| Task description |
Copy out all lines that carry the word "name".

········

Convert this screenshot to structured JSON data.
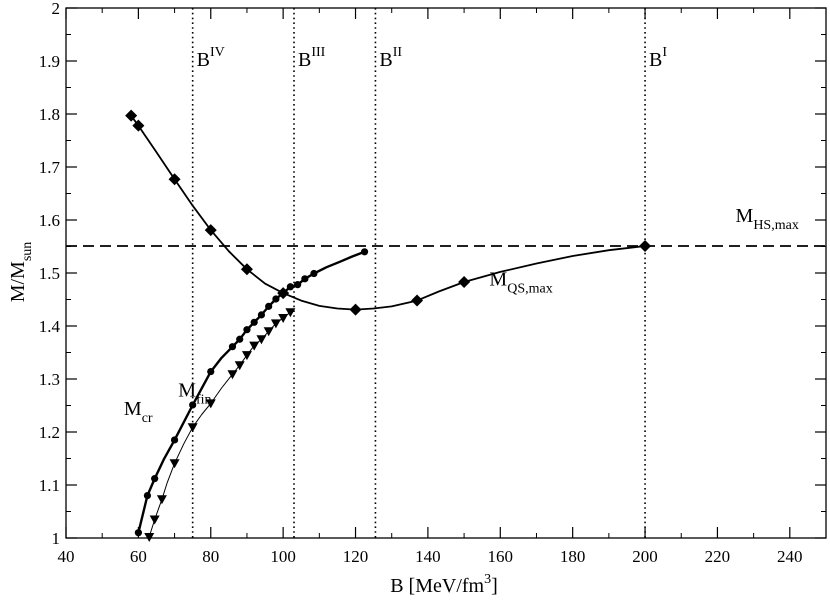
{
  "chart_data": {
    "type": "line",
    "xlabel": "B [MeV/fm",
    "xlabel_sup": "3",
    "xlabel_close": "]",
    "ylabel": "M/M",
    "ylabel_sub": "sun",
    "xlim": [
      40,
      250
    ],
    "ylim": [
      1.0,
      2.0
    ],
    "xticks": [
      40,
      60,
      80,
      100,
      120,
      140,
      160,
      180,
      200,
      220,
      240
    ],
    "yticks": [
      1,
      1.1,
      1.2,
      1.3,
      1.4,
      1.5,
      1.6,
      1.7,
      1.8,
      1.9,
      2
    ],
    "grid": false,
    "reference_lines": {
      "horizontal": {
        "y": 1.551,
        "style": "dashed",
        "label": "M",
        "label_sub": "HS,max"
      },
      "vertical": [
        {
          "x": 75,
          "label": "B",
          "label_sup": "IV"
        },
        {
          "x": 103,
          "label": "B",
          "label_sup": "III"
        },
        {
          "x": 125.5,
          "label": "B",
          "label_sup": "II"
        },
        {
          "x": 200,
          "label": "B",
          "label_sup": "I"
        }
      ]
    },
    "series": [
      {
        "name": "M_QS,max",
        "label": "M",
        "label_sub": "QS,max",
        "marker": "diamond",
        "markers": [
          {
            "x": 58,
            "y": 1.797
          },
          {
            "x": 60,
            "y": 1.778
          },
          {
            "x": 70,
            "y": 1.677
          },
          {
            "x": 80,
            "y": 1.581
          },
          {
            "x": 90,
            "y": 1.507
          },
          {
            "x": 100,
            "y": 1.462
          },
          {
            "x": 120,
            "y": 1.431
          },
          {
            "x": 137,
            "y": 1.448
          },
          {
            "x": 150,
            "y": 1.483
          },
          {
            "x": 200,
            "y": 1.551
          }
        ],
        "curve": [
          [
            58,
            1.797
          ],
          [
            60,
            1.778
          ],
          [
            65,
            1.728
          ],
          [
            70,
            1.677
          ],
          [
            75,
            1.627
          ],
          [
            80,
            1.581
          ],
          [
            85,
            1.541
          ],
          [
            90,
            1.507
          ],
          [
            95,
            1.48
          ],
          [
            100,
            1.462
          ],
          [
            105,
            1.448
          ],
          [
            110,
            1.438
          ],
          [
            115,
            1.433
          ],
          [
            120,
            1.431
          ],
          [
            125,
            1.433
          ],
          [
            130,
            1.437
          ],
          [
            137,
            1.448
          ],
          [
            143,
            1.465
          ],
          [
            150,
            1.483
          ],
          [
            160,
            1.502
          ],
          [
            170,
            1.518
          ],
          [
            180,
            1.532
          ],
          [
            190,
            1.543
          ],
          [
            200,
            1.551
          ]
        ]
      },
      {
        "name": "M_cr",
        "label": "M",
        "label_sub": "cr",
        "marker": "circle",
        "markers": [
          {
            "x": 60,
            "y": 1.01
          },
          {
            "x": 62.5,
            "y": 1.08
          },
          {
            "x": 64.5,
            "y": 1.112
          },
          {
            "x": 70,
            "y": 1.185
          },
          {
            "x": 75,
            "y": 1.251
          },
          {
            "x": 80,
            "y": 1.314
          },
          {
            "x": 86,
            "y": 1.361
          },
          {
            "x": 88,
            "y": 1.375
          },
          {
            "x": 90,
            "y": 1.393
          },
          {
            "x": 92,
            "y": 1.407
          },
          {
            "x": 94,
            "y": 1.421
          },
          {
            "x": 96,
            "y": 1.437
          },
          {
            "x": 98,
            "y": 1.451
          },
          {
            "x": 100,
            "y": 1.462
          },
          {
            "x": 102,
            "y": 1.474
          },
          {
            "x": 104,
            "y": 1.478
          },
          {
            "x": 106,
            "y": 1.489
          },
          {
            "x": 108.5,
            "y": 1.499
          },
          {
            "x": 122.5,
            "y": 1.54
          }
        ],
        "curve": [
          [
            60,
            1.01
          ],
          [
            62.5,
            1.08
          ],
          [
            64.5,
            1.112
          ],
          [
            67,
            1.148
          ],
          [
            70,
            1.185
          ],
          [
            75,
            1.251
          ],
          [
            80,
            1.314
          ],
          [
            83,
            1.34
          ],
          [
            86,
            1.361
          ],
          [
            88,
            1.375
          ],
          [
            90,
            1.393
          ],
          [
            92,
            1.407
          ],
          [
            94,
            1.421
          ],
          [
            96,
            1.437
          ],
          [
            98,
            1.451
          ],
          [
            100,
            1.462
          ],
          [
            102,
            1.474
          ],
          [
            104,
            1.478
          ],
          [
            106,
            1.489
          ],
          [
            108.5,
            1.499
          ],
          [
            112,
            1.511
          ],
          [
            116,
            1.522
          ],
          [
            119,
            1.531
          ],
          [
            122.5,
            1.54
          ]
        ]
      },
      {
        "name": "M_fin",
        "label": "M",
        "label_sub": "fin",
        "marker": "triangle-down",
        "markers": [
          {
            "x": 63,
            "y": 1.002
          },
          {
            "x": 64.5,
            "y": 1.035
          },
          {
            "x": 66.5,
            "y": 1.073
          },
          {
            "x": 70,
            "y": 1.141
          },
          {
            "x": 75,
            "y": 1.209
          },
          {
            "x": 80,
            "y": 1.254
          },
          {
            "x": 86,
            "y": 1.309
          },
          {
            "x": 88,
            "y": 1.326
          },
          {
            "x": 90,
            "y": 1.345
          },
          {
            "x": 92,
            "y": 1.363
          },
          {
            "x": 94,
            "y": 1.375
          },
          {
            "x": 96,
            "y": 1.39
          },
          {
            "x": 98,
            "y": 1.405
          },
          {
            "x": 100,
            "y": 1.415
          },
          {
            "x": 102,
            "y": 1.426
          }
        ],
        "curve": [
          [
            63,
            1.002
          ],
          [
            64.5,
            1.035
          ],
          [
            66.5,
            1.073
          ],
          [
            68,
            1.105
          ],
          [
            70,
            1.141
          ],
          [
            72.5,
            1.177
          ],
          [
            75,
            1.209
          ],
          [
            77.5,
            1.233
          ],
          [
            80,
            1.254
          ],
          [
            83,
            1.283
          ],
          [
            86,
            1.309
          ],
          [
            88,
            1.326
          ],
          [
            90,
            1.345
          ],
          [
            92,
            1.363
          ],
          [
            94,
            1.375
          ],
          [
            96,
            1.39
          ],
          [
            98,
            1.405
          ],
          [
            100,
            1.415
          ],
          [
            102,
            1.426
          ]
        ]
      }
    ],
    "annotations": [
      {
        "name": "label-m-cr",
        "text": "M",
        "sub": "cr",
        "x": 56,
        "y": 1.232
      },
      {
        "name": "label-m-fin",
        "text": "M",
        "sub": "fin",
        "x": 71,
        "y": 1.267
      },
      {
        "name": "label-m-qs-max",
        "text": "M",
        "sub": "QS,max",
        "x": 157,
        "y": 1.476
      },
      {
        "name": "label-m-hs-max",
        "text": "M",
        "sub": "HS,max",
        "x": 225,
        "y": 1.596
      }
    ]
  }
}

········

| Completed exercise |
        "name": "M_QS,max",
        "name": "M_cr",
        "name": "M_fin",
        "name": "label-m-cr",
        "name": "label-m-fin",
        "name": "label-m-qs-max",
        "name": "label-m-hs-max",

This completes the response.